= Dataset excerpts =
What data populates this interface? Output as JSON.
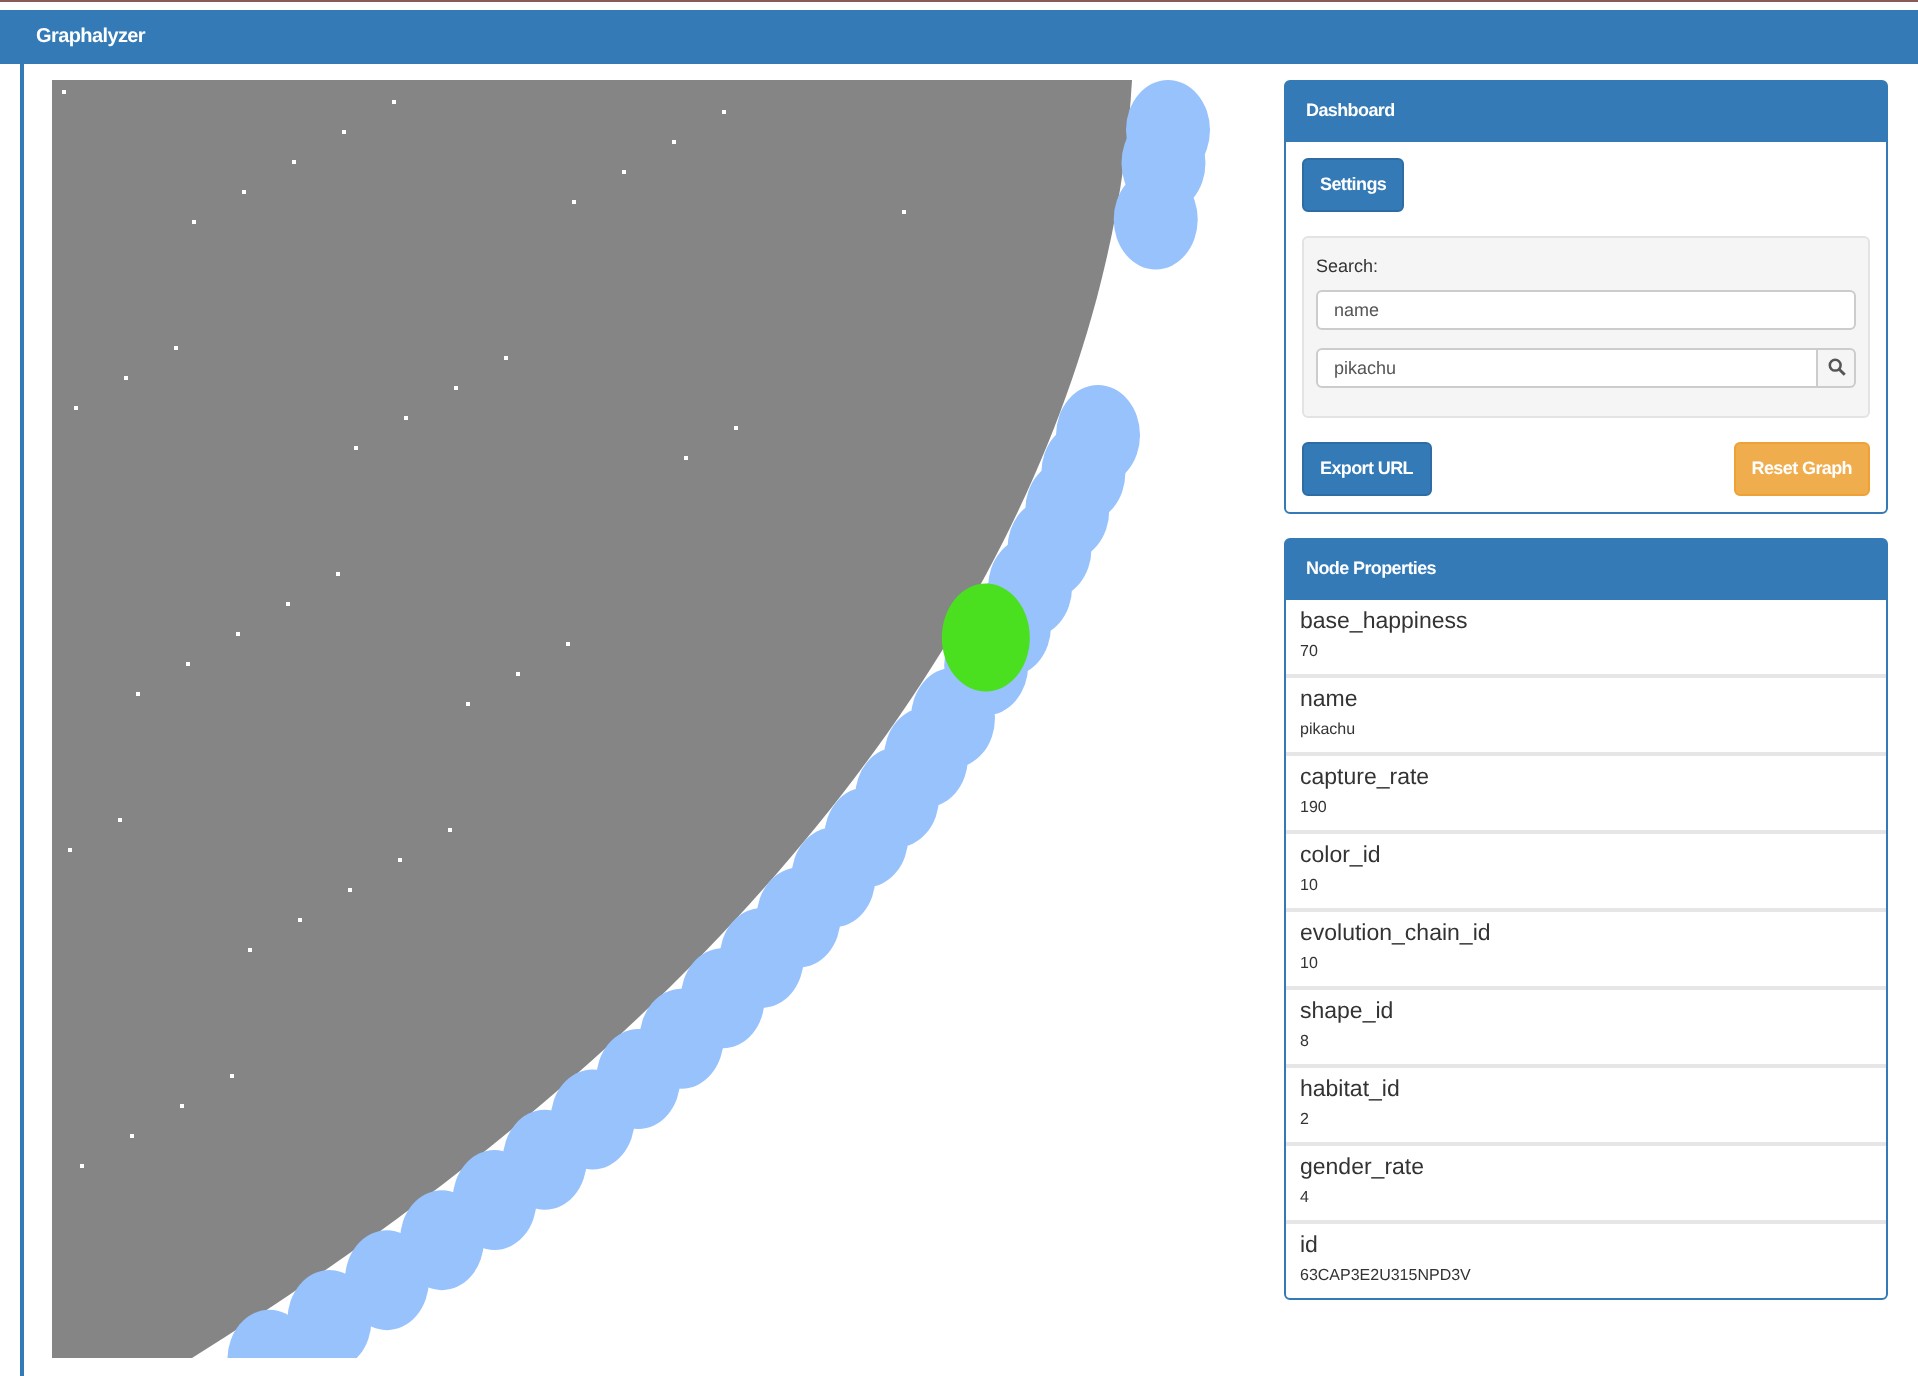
{
  "app_title": "Graphalyzer",
  "dashboard": {
    "title": "Dashboard",
    "settings_button": "Settings",
    "search_label": "Search:",
    "search_field_value": "name",
    "search_value": "pikachu",
    "export_button": "Export URL",
    "reset_button": "Reset Graph"
  },
  "node_properties": {
    "title": "Node Properties",
    "items": [
      {
        "key": "base_happiness",
        "value": "70"
      },
      {
        "key": "name",
        "value": "pikachu"
      },
      {
        "key": "capture_rate",
        "value": "190"
      },
      {
        "key": "color_id",
        "value": "10"
      },
      {
        "key": "evolution_chain_id",
        "value": "10"
      },
      {
        "key": "shape_id",
        "value": "8"
      },
      {
        "key": "habitat_id",
        "value": "2"
      },
      {
        "key": "gender_rate",
        "value": "4"
      },
      {
        "key": "id",
        "value": "63CAP3E2U315NPD3V"
      }
    ]
  }
}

= WORK TO DO =
Return the entries unchanged, save for the pictures, which do not belong in the copy.

= TASK RESULT =
What data populates this interface? Output as JSON.
{
  "app_title": "Graphalyzer",
  "dashboard": {
    "title": "Dashboard",
    "settings_button": "Settings",
    "search_label": "Search:",
    "search_field_value": "name",
    "search_value": "pikachu",
    "export_button": "Export URL",
    "reset_button": "Reset Graph"
  },
  "node_properties": {
    "title": "Node Properties",
    "items": [
      {
        "key": "base_happiness",
        "value": "70"
      },
      {
        "key": "name",
        "value": "pikachu"
      },
      {
        "key": "capture_rate",
        "value": "190"
      },
      {
        "key": "color_id",
        "value": "10"
      },
      {
        "key": "evolution_chain_id",
        "value": "10"
      },
      {
        "key": "shape_id",
        "value": "8"
      },
      {
        "key": "habitat_id",
        "value": "2"
      },
      {
        "key": "gender_rate",
        "value": "4"
      },
      {
        "key": "id",
        "value": "63CAP3E2U315NPD3V"
      }
    ]
  }
}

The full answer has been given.